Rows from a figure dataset
========================

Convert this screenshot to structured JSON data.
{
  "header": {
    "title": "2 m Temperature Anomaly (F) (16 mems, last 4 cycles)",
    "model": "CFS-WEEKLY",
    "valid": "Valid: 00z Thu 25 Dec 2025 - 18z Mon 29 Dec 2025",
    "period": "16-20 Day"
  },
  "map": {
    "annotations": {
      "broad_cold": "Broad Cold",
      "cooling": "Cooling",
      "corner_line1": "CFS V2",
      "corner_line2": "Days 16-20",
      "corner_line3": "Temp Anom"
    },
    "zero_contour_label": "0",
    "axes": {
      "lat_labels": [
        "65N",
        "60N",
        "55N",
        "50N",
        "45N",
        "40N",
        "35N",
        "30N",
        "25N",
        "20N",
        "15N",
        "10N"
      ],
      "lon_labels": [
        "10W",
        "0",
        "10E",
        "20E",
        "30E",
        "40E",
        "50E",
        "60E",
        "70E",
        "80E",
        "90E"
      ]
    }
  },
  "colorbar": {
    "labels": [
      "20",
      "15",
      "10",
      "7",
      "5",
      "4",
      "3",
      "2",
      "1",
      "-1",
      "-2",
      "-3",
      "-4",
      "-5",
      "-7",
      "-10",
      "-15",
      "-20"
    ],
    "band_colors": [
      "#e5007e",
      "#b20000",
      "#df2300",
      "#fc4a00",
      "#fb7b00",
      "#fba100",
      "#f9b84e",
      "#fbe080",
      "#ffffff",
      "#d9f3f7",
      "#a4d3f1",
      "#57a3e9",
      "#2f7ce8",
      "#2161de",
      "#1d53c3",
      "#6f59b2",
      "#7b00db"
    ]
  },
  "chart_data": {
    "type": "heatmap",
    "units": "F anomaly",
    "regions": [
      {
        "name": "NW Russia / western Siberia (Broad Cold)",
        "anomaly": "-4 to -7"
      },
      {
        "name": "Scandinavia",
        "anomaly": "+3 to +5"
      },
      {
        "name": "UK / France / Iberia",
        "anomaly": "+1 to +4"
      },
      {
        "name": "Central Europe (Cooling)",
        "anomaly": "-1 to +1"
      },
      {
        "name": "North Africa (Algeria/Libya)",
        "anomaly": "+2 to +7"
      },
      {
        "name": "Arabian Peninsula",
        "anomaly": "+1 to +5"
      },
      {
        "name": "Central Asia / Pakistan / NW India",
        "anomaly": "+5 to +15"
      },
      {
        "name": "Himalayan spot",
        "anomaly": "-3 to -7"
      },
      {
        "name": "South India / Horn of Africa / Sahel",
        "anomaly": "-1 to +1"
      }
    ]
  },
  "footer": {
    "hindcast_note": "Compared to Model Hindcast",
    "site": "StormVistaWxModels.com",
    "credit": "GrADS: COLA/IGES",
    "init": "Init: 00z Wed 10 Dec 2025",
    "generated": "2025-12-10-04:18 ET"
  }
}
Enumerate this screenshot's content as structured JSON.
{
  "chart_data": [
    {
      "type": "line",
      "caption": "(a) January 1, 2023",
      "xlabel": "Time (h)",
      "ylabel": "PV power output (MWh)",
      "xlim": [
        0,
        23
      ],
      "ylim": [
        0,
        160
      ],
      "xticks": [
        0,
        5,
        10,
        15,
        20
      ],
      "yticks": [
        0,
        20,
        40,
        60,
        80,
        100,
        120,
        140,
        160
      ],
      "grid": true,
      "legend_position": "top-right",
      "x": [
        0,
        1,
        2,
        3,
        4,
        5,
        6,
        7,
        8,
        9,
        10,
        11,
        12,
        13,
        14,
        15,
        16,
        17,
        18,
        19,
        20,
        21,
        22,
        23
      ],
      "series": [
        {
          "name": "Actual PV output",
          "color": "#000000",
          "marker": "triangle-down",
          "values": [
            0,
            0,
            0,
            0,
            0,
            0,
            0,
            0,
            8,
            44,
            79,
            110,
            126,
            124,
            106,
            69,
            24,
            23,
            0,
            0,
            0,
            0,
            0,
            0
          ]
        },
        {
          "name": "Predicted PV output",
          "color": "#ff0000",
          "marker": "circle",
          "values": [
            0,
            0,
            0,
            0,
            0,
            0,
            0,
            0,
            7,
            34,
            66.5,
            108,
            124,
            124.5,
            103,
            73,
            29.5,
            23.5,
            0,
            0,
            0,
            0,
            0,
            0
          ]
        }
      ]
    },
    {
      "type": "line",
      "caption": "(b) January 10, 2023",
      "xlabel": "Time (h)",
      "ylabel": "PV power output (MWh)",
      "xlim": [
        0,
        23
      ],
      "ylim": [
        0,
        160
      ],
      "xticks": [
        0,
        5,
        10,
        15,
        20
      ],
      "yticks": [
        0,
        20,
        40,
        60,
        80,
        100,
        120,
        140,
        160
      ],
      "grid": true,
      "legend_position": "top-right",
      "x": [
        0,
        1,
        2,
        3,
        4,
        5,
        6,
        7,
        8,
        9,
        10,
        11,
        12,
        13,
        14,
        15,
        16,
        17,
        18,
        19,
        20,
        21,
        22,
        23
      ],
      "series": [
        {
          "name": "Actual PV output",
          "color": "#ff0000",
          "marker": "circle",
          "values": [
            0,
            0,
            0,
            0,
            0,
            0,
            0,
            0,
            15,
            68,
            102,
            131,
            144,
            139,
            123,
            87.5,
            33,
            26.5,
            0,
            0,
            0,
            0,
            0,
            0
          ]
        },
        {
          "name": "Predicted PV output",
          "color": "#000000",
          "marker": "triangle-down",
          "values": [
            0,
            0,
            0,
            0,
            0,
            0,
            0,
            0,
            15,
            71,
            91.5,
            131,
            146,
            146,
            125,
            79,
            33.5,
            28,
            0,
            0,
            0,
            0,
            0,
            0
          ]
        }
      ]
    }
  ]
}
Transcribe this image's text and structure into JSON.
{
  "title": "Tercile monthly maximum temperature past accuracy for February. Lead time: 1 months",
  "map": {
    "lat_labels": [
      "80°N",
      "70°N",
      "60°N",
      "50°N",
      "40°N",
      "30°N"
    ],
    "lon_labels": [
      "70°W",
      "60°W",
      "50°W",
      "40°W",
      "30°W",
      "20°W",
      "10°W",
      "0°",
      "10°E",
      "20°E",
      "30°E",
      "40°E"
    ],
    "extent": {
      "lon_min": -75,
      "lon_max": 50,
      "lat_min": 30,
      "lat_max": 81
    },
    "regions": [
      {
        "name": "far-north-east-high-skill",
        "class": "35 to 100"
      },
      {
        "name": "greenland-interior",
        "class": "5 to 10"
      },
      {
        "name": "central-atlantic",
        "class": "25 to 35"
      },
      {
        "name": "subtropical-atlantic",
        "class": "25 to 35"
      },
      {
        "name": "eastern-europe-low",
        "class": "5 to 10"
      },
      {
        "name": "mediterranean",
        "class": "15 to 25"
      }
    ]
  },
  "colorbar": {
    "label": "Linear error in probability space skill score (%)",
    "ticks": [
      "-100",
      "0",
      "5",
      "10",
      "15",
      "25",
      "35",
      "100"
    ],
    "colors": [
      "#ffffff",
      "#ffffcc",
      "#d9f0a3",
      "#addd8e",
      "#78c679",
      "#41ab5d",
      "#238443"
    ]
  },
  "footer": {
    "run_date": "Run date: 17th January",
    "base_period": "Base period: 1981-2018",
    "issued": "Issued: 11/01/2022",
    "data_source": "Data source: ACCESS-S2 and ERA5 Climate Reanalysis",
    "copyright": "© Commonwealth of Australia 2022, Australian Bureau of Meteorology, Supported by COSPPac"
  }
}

========================

Work to be completed
Set all of the entries down again, exactly as they were given.

Expected answer
Convert this screenshot to structured JSON data.
{
  "header": {
    "title": "2 m Temperature Anomaly (F) (16 mems, last 4 cycles)",
    "model": "CFS-WEEKLY",
    "valid": "Valid: 00z Thu 25 Dec 2025 - 18z Mon 29 Dec 2025",
    "period": "16-20 Day"
  },
  "map": {
    "annotations": {
      "broad_cold": "Broad Cold",
      "cooling": "Cooling",
      "corner_line1": "CFS V2",
      "corner_line2": "Days 16-20",
      "corner_line3": "Temp Anom"
    },
    "zero_contour_label": "0",
    "axes": {
      "lat_labels": [
        "65N",
        "60N",
        "55N",
        "50N",
        "45N",
        "40N",
        "35N",
        "30N",
        "25N",
        "20N",
        "15N",
        "10N"
      ],
      "lon_labels": [
        "10W",
        "0",
        "10E",
        "20E",
        "30E",
        "40E",
        "50E",
        "60E",
        "70E",
        "80E",
        "90E"
      ]
    }
  },
  "colorbar": {
    "labels": [
      "20",
      "15",
      "10",
      "7",
      "5",
      "4",
      "3",
      "2",
      "1",
      "-1",
      "-2",
      "-3",
      "-4",
      "-5",
      "-7",
      "-10",
      "-15",
      "-20"
    ],
    "band_colors": [
      "#e5007e",
      "#b20000",
      "#df2300",
      "#fc4a00",
      "#fb7b00",
      "#fba100",
      "#f9b84e",
      "#fbe080",
      "#ffffff",
      "#d9f3f7",
      "#a4d3f1",
      "#57a3e9",
      "#2f7ce8",
      "#2161de",
      "#1d53c3",
      "#6f59b2",
      "#7b00db"
    ]
  },
  "chart_data": {
    "type": "heatmap",
    "units": "F anomaly",
    "regions": [
      {
        "name": "NW Russia / western Siberia (Broad Cold)",
        "anomaly": "-4 to -7"
      },
      {
        "name": "Scandinavia",
        "anomaly": "+3 to +5"
      },
      {
        "name": "UK / France / Iberia",
        "anomaly": "+1 to +4"
      },
      {
        "name": "Central Europe (Cooling)",
        "anomaly": "-1 to +1"
      },
      {
        "name": "North Africa (Algeria/Libya)",
        "anomaly": "+2 to +7"
      },
      {
        "name": "Arabian Peninsula",
        "anomaly": "+1 to +5"
      },
      {
        "name": "Central Asia / Pakistan / NW India",
        "anomaly": "+5 to +15"
      },
      {
        "name": "Himalayan spot",
        "anomaly": "-3 to -7"
      },
      {
        "name": "South India / Horn of Africa / Sahel",
        "anomaly": "-1 to +1"
      }
    ]
  },
  "footer": {
    "hindcast_note": "Compared to Model Hindcast",
    "site": "StormVistaWxModels.com",
    "credit": "GrADS: COLA/IGES",
    "init": "Init: 00z Wed 10 Dec 2025",
    "generated": "2025-12-10-04:18 ET"
  }
}
Enumerate this screenshot's content as structured JSON.
{
  "chart_data": [
    {
      "type": "line",
      "caption": "(a) January 1, 2023",
      "xlabel": "Time (h)",
      "ylabel": "PV power output (MWh)",
      "xlim": [
        0,
        23
      ],
      "ylim": [
        0,
        160
      ],
      "xticks": [
        0,
        5,
        10,
        15,
        20
      ],
      "yticks": [
        0,
        20,
        40,
        60,
        80,
        100,
        120,
        140,
        160
      ],
      "grid": true,
      "legend_position": "top-right",
      "x": [
        0,
        1,
        2,
        3,
        4,
        5,
        6,
        7,
        8,
        9,
        10,
        11,
        12,
        13,
        14,
        15,
        16,
        17,
        18,
        19,
        20,
        21,
        22,
        23
      ],
      "series": [
        {
          "name": "Actual PV output",
          "color": "#000000",
          "marker": "triangle-down",
          "values": [
            0,
            0,
            0,
            0,
            0,
            0,
            0,
            0,
            8,
            44,
            79,
            110,
            126,
            124,
            106,
            69,
            24,
            23,
            0,
            0,
            0,
            0,
            0,
            0
          ]
        },
        {
          "name": "Predicted PV output",
          "color": "#ff0000",
          "marker": "circle",
          "values": [
            0,
            0,
            0,
            0,
            0,
            0,
            0,
            0,
            7,
            34,
            66.5,
            108,
            124,
            124.5,
            103,
            73,
            29.5,
            23.5,
            0,
            0,
            0,
            0,
            0,
            0
          ]
        }
      ]
    },
    {
      "type": "line",
      "caption": "(b) January 10, 2023",
      "xlabel": "Time (h)",
      "ylabel": "PV power output (MWh)",
      "xlim": [
        0,
        23
      ],
      "ylim": [
        0,
        160
      ],
      "xticks": [
        0,
        5,
        10,
        15,
        20
      ],
      "yticks": [
        0,
        20,
        40,
        60,
        80,
        100,
        120,
        140,
        160
      ],
      "grid": true,
      "legend_position": "top-right",
      "x": [
        0,
        1,
        2,
        3,
        4,
        5,
        6,
        7,
        8,
        9,
        10,
        11,
        12,
        13,
        14,
        15,
        16,
        17,
        18,
        19,
        20,
        21,
        22,
        23
      ],
      "series": [
        {
          "name": "Actual PV output",
          "color": "#ff0000",
          "marker": "circle",
          "values": [
            0,
            0,
            0,
            0,
            0,
            0,
            0,
            0,
            15,
            68,
            102,
            131,
            144,
            139,
            123,
            87.5,
            33,
            26.5,
            0,
            0,
            0,
            0,
            0,
            0
          ]
        },
        {
          "name": "Predicted PV output",
          "color": "#000000",
          "marker": "triangle-down",
          "values": [
            0,
            0,
            0,
            0,
            0,
            0,
            0,
            0,
            15,
            71,
            91.5,
            131,
            146,
            146,
            125,
            79,
            33.5,
            28,
            0,
            0,
            0,
            0,
            0,
            0
          ]
        }
      ]
    }
  ]
}
Transcribe this image's text and structure into JSON.
{
  "title": "Tercile monthly maximum temperature past accuracy for February. Lead time: 1 months",
  "map": {
    "lat_labels": [
      "80°N",
      "70°N",
      "60°N",
      "50°N",
      "40°N",
      "30°N"
    ],
    "lon_labels": [
      "70°W",
      "60°W",
      "50°W",
      "40°W",
      "30°W",
      "20°W",
      "10°W",
      "0°",
      "10°E",
      "20°E",
      "30°E",
      "40°E"
    ],
    "extent": {
      "lon_min": -75,
      "lon_max": 50,
      "lat_min": 30,
      "lat_max": 81
    },
    "regions": [
      {
        "name": "far-north-east-high-skill",
        "class": "35 to 100"
      },
      {
        "name": "greenland-interior",
        "class": "5 to 10"
      },
      {
        "name": "central-atlantic",
        "class": "25 to 35"
      },
      {
        "name": "subtropical-atlantic",
        "class": "25 to 35"
      },
      {
        "name": "eastern-europe-low",
        "class": "5 to 10"
      },
      {
        "name": "mediterranean",
        "class": "15 to 25"
      }
    ]
  },
  "colorbar": {
    "label": "Linear error in probability space skill score (%)",
    "ticks": [
      "-100",
      "0",
      "5",
      "10",
      "15",
      "25",
      "35",
      "100"
    ],
    "colors": [
      "#ffffff",
      "#ffffcc",
      "#d9f0a3",
      "#addd8e",
      "#78c679",
      "#41ab5d",
      "#238443"
    ]
  },
  "footer": {
    "run_date": "Run date: 17th January",
    "base_period": "Base period: 1981-2018",
    "issued": "Issued: 11/01/2022",
    "data_source": "Data source: ACCESS-S2 and ERA5 Climate Reanalysis",
    "copyright": "© Commonwealth of Australia 2022, Australian Bureau of Meteorology, Supported by COSPPac"
  }
}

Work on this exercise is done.